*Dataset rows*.
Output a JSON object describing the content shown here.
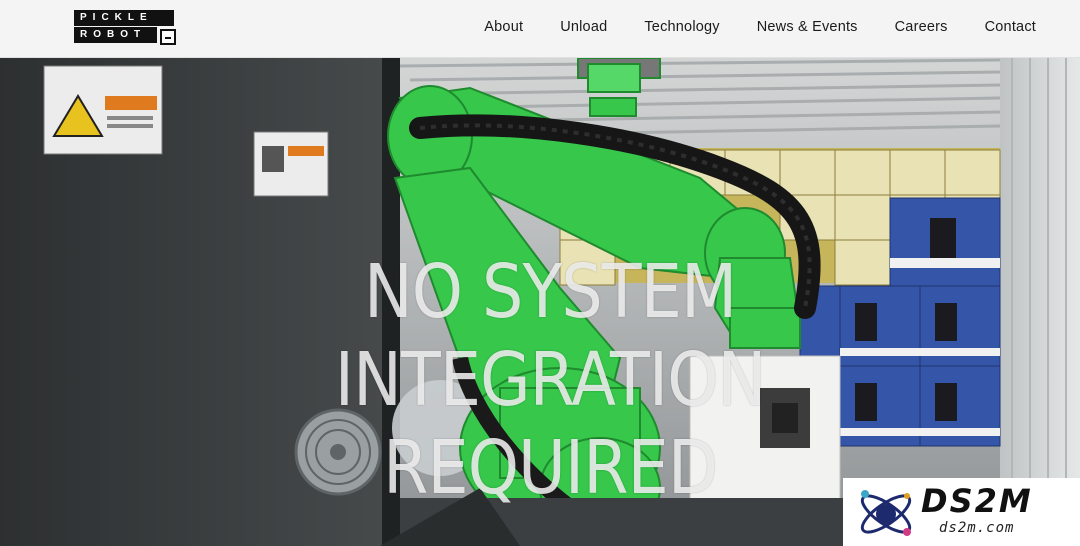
{
  "brand": {
    "logo_line1": "PICKLE",
    "logo_line2": "ROBOT"
  },
  "nav": {
    "items": [
      {
        "label": "About"
      },
      {
        "label": "Unload"
      },
      {
        "label": "Technology"
      },
      {
        "label": "News & Events"
      },
      {
        "label": "Careers"
      },
      {
        "label": "Contact"
      }
    ]
  },
  "hero": {
    "headline": [
      "NO SYSTEM",
      "INTEGRATION",
      "REQUIRED"
    ],
    "colors": {
      "robot_arm": "#37c84a",
      "machine": "#353839",
      "container": "#c9cbcc"
    }
  },
  "watermark": {
    "title": "DS2M",
    "subtitle": "ds2m.com"
  }
}
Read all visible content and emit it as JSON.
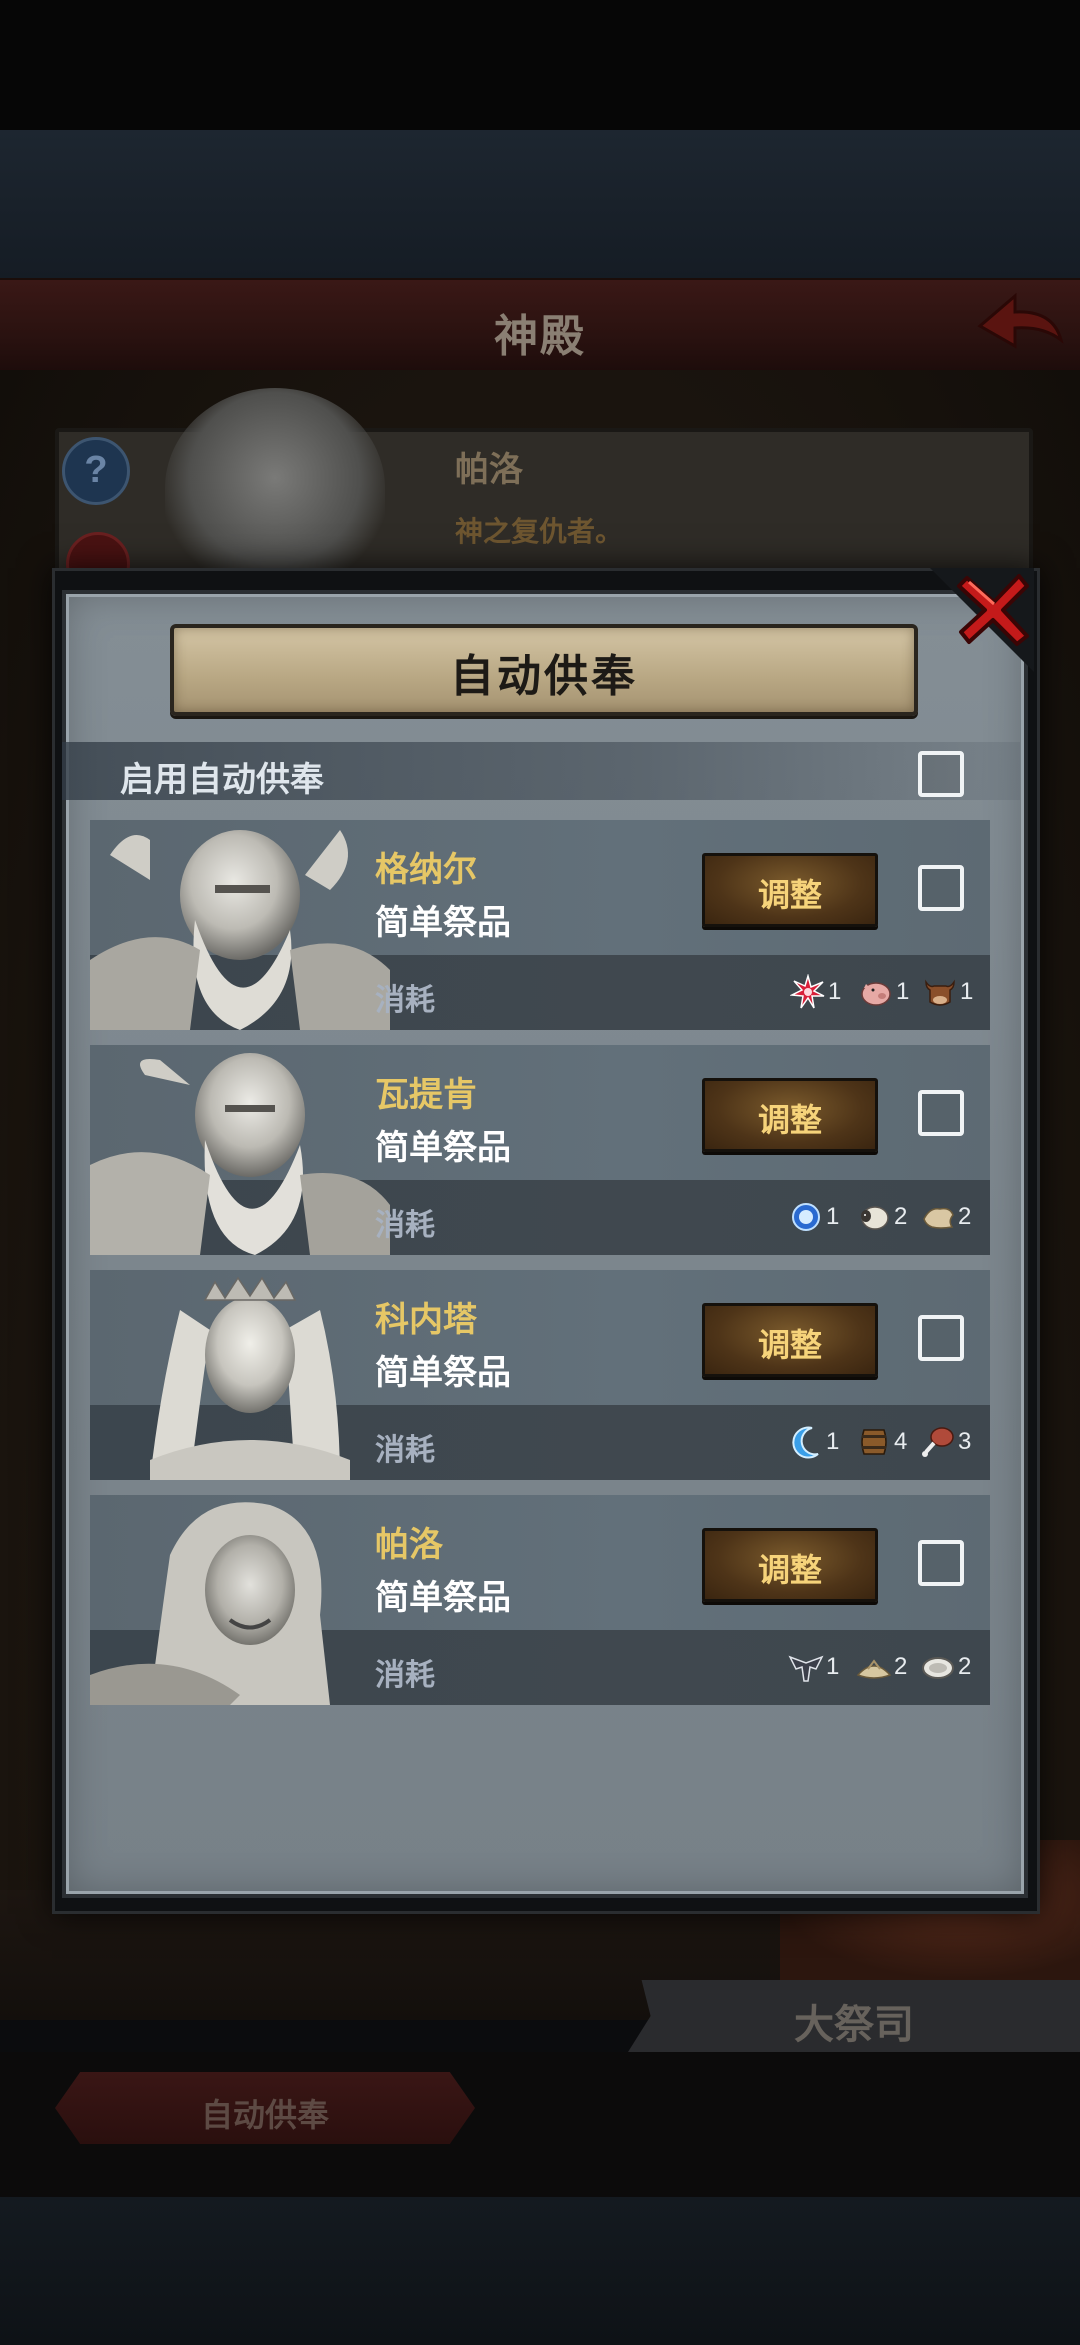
{
  "background": {
    "title": "神殿",
    "hero": {
      "name": "帕洛",
      "description": "神之复仇者。"
    },
    "bottom_tab": "大祭司",
    "bottom_button": "自动供奉",
    "help_icon": "question-icon"
  },
  "dialog": {
    "title": "自动供奉",
    "enable_label": "启用自动供奉",
    "enable_checked": false,
    "consume_label": "消耗",
    "adjust_label": "调整",
    "gods": [
      {
        "name": "格纳尔",
        "offering": "简单祭品",
        "checked": false,
        "resources": [
          {
            "icon": "red-burst-icon",
            "count": "1"
          },
          {
            "icon": "pig-icon",
            "count": "1"
          },
          {
            "icon": "cow-icon",
            "count": "1"
          }
        ]
      },
      {
        "name": "瓦提肯",
        "offering": "简单祭品",
        "checked": false,
        "resources": [
          {
            "icon": "blue-orb-icon",
            "count": "1"
          },
          {
            "icon": "sheep-icon",
            "count": "2"
          },
          {
            "icon": "leather-icon",
            "count": "2"
          }
        ]
      },
      {
        "name": "科内塔",
        "offering": "简单祭品",
        "checked": false,
        "resources": [
          {
            "icon": "blue-crescent-icon",
            "count": "1"
          },
          {
            "icon": "barrel-icon",
            "count": "4"
          },
          {
            "icon": "meat-leg-icon",
            "count": "3"
          }
        ]
      },
      {
        "name": "帕洛",
        "offering": "简单祭品",
        "checked": false,
        "resources": [
          {
            "icon": "dark-emblem-icon",
            "count": "1"
          },
          {
            "icon": "grain-icon",
            "count": "2"
          },
          {
            "icon": "fish-icon",
            "count": "2"
          }
        ]
      }
    ]
  },
  "colors": {
    "accent_gold": "#e6c766",
    "button_text": "#f6d37a",
    "close_red": "#c41a1a"
  }
}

*Aim of the exercise*. Go through the listing above and write it all out exactly, leaving out any picture.

*Expected output*.
Output a JSON object describing the content shown here.
{
  "brand": {
    "logo_line1": "PICKLE",
    "logo_line2": "ROBOT"
  },
  "nav": {
    "items": [
      {
        "label": "About"
      },
      {
        "label": "Unload"
      },
      {
        "label": "Technology"
      },
      {
        "label": "News & Events"
      },
      {
        "label": "Careers"
      },
      {
        "label": "Contact"
      }
    ]
  },
  "hero": {
    "headline": [
      "NO SYSTEM",
      "INTEGRATION",
      "REQUIRED"
    ],
    "colors": {
      "robot_arm": "#37c84a",
      "machine": "#353839",
      "container": "#c9cbcc"
    }
  },
  "watermark": {
    "title": "DS2M",
    "subtitle": "ds2m.com"
  }
}
Read all visible content and emit it as JSON.
{
  "background": {
    "title": "神殿",
    "hero": {
      "name": "帕洛",
      "description": "神之复仇者。"
    },
    "bottom_tab": "大祭司",
    "bottom_button": "自动供奉",
    "help_icon": "question-icon"
  },
  "dialog": {
    "title": "自动供奉",
    "enable_label": "启用自动供奉",
    "enable_checked": false,
    "consume_label": "消耗",
    "adjust_label": "调整",
    "gods": [
      {
        "name": "格纳尔",
        "offering": "简单祭品",
        "checked": false,
        "resources": [
          {
            "icon": "red-burst-icon",
            "count": "1"
          },
          {
            "icon": "pig-icon",
            "count": "1"
          },
          {
            "icon": "cow-icon",
            "count": "1"
          }
        ]
      },
      {
        "name": "瓦提肯",
        "offering": "简单祭品",
        "checked": false,
        "resources": [
          {
            "icon": "blue-orb-icon",
            "count": "1"
          },
          {
            "icon": "sheep-icon",
            "count": "2"
          },
          {
            "icon": "leather-icon",
            "count": "2"
          }
        ]
      },
      {
        "name": "科内塔",
        "offering": "简单祭品",
        "checked": false,
        "resources": [
          {
            "icon": "blue-crescent-icon",
            "count": "1"
          },
          {
            "icon": "barrel-icon",
            "count": "4"
          },
          {
            "icon": "meat-leg-icon",
            "count": "3"
          }
        ]
      },
      {
        "name": "帕洛",
        "offering": "简单祭品",
        "checked": false,
        "resources": [
          {
            "icon": "dark-emblem-icon",
            "count": "1"
          },
          {
            "icon": "grain-icon",
            "count": "2"
          },
          {
            "icon": "fish-icon",
            "count": "2"
          }
        ]
      }
    ]
  },
  "colors": {
    "accent_gold": "#e6c766",
    "button_text": "#f6d37a",
    "close_red": "#c41a1a"
  }
}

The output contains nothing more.